Exercise goal
Determine how many lines include the string "image". Output that number only.
******
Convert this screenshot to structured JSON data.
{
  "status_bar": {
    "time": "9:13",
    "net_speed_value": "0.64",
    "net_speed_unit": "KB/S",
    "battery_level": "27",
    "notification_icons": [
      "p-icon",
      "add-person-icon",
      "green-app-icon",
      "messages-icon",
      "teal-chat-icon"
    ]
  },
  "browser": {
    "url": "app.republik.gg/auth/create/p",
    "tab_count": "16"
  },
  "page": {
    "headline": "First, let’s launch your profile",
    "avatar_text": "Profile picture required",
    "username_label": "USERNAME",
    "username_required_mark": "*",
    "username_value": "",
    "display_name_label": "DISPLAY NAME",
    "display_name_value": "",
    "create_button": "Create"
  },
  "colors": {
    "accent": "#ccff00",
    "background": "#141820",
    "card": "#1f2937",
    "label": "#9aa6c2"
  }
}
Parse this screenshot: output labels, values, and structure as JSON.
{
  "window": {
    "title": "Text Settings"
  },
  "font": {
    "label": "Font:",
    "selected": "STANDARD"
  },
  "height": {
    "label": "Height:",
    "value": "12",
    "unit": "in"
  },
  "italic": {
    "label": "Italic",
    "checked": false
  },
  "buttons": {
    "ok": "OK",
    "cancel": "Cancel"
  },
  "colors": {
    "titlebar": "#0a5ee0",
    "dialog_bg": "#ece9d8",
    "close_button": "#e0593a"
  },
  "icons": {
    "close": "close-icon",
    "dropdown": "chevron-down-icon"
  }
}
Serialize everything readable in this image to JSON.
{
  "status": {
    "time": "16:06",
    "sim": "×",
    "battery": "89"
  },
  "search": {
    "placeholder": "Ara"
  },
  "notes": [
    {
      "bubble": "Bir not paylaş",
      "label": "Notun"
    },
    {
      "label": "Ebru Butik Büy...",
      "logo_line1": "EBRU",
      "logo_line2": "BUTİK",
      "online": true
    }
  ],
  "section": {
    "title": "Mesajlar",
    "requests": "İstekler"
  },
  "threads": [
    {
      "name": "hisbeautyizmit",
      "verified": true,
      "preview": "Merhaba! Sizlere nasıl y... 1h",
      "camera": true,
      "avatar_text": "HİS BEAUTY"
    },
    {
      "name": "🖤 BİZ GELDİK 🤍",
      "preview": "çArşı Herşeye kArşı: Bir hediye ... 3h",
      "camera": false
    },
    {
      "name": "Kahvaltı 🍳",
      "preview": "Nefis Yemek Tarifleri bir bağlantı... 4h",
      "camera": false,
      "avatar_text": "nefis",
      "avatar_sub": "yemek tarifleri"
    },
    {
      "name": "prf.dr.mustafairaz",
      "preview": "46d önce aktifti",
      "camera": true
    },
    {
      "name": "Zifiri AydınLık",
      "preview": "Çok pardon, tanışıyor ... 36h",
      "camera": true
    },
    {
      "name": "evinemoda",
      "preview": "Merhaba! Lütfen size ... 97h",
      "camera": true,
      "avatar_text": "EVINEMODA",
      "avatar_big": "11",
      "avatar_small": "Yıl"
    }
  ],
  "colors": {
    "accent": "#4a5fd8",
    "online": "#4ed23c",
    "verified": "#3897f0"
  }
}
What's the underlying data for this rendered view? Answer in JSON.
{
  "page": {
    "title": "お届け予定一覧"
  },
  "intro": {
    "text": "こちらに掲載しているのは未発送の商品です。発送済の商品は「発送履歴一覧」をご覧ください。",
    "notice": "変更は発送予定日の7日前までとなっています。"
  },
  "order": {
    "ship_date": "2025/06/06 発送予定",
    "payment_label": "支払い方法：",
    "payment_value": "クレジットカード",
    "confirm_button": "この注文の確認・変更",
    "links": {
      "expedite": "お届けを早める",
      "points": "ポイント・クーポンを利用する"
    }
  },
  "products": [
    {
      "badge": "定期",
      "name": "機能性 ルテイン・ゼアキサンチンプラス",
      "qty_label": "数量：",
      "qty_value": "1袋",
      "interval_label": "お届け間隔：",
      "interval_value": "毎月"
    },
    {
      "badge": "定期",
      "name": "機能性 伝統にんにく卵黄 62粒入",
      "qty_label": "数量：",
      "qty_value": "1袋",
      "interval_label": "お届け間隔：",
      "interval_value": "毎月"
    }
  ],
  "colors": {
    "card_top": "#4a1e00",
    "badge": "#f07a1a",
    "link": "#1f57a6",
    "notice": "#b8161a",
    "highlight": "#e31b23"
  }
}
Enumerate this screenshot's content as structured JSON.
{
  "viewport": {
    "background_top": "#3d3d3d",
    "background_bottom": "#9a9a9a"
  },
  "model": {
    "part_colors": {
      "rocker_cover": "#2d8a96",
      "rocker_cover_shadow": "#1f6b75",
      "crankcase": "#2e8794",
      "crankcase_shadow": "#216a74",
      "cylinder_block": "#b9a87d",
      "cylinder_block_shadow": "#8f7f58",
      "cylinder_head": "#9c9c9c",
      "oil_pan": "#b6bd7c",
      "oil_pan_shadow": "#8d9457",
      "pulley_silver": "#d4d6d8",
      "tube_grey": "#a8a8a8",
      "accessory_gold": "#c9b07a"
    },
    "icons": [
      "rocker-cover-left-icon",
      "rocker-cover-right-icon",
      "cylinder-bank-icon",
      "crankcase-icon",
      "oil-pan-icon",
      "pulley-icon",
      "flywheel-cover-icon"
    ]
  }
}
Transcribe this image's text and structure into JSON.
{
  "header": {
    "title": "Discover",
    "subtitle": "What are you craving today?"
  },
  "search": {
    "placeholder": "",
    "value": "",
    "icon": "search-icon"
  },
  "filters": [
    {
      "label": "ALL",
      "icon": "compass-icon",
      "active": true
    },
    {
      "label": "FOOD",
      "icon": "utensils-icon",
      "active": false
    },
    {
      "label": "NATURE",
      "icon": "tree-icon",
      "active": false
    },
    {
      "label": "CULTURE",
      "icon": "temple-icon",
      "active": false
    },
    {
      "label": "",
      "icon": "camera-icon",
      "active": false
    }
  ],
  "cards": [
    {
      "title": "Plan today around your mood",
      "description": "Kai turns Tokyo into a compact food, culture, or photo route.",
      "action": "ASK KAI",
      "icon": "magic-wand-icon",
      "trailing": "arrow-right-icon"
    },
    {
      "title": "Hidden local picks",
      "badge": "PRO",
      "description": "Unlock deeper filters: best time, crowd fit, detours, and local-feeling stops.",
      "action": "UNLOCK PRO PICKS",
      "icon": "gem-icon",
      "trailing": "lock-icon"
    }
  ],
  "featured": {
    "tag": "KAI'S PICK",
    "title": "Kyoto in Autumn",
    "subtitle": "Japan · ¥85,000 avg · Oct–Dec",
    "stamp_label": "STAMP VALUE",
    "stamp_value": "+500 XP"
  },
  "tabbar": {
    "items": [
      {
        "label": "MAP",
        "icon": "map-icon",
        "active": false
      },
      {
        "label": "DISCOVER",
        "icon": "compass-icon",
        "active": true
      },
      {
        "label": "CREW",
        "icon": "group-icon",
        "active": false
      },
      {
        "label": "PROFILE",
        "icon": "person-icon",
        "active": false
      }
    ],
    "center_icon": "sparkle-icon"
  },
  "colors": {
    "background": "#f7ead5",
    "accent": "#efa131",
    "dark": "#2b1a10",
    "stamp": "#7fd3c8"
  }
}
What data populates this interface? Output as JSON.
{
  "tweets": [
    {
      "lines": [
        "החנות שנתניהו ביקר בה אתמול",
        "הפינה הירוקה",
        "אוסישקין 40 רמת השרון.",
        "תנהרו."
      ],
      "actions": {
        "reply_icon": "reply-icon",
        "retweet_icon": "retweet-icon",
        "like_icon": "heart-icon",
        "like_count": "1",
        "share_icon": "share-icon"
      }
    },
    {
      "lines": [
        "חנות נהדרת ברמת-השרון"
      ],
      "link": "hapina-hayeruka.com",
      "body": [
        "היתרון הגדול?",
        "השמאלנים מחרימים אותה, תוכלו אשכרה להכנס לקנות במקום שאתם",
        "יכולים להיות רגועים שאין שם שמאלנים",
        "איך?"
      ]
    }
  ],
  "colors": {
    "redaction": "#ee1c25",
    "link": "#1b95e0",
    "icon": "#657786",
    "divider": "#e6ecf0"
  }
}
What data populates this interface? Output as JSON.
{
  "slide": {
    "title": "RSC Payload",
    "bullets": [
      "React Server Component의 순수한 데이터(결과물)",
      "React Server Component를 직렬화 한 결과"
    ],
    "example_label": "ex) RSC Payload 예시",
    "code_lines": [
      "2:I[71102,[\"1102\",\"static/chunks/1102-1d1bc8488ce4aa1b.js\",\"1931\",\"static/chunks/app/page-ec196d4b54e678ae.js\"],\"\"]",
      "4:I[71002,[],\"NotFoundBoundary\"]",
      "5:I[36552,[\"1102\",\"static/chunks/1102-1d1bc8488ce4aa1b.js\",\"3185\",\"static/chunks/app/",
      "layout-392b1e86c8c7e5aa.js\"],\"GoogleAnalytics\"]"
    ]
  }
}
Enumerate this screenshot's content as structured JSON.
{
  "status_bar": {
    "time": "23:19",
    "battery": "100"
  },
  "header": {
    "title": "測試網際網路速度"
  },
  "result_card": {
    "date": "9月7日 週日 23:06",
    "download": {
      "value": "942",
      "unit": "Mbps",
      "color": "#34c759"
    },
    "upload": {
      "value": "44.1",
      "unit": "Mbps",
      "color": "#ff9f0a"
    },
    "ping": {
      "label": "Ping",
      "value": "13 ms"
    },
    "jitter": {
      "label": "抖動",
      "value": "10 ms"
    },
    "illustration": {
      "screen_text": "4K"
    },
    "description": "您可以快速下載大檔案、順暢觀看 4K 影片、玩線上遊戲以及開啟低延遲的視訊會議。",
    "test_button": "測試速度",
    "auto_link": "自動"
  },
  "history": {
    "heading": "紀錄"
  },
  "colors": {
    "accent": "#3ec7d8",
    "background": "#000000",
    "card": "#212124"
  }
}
******
Response
2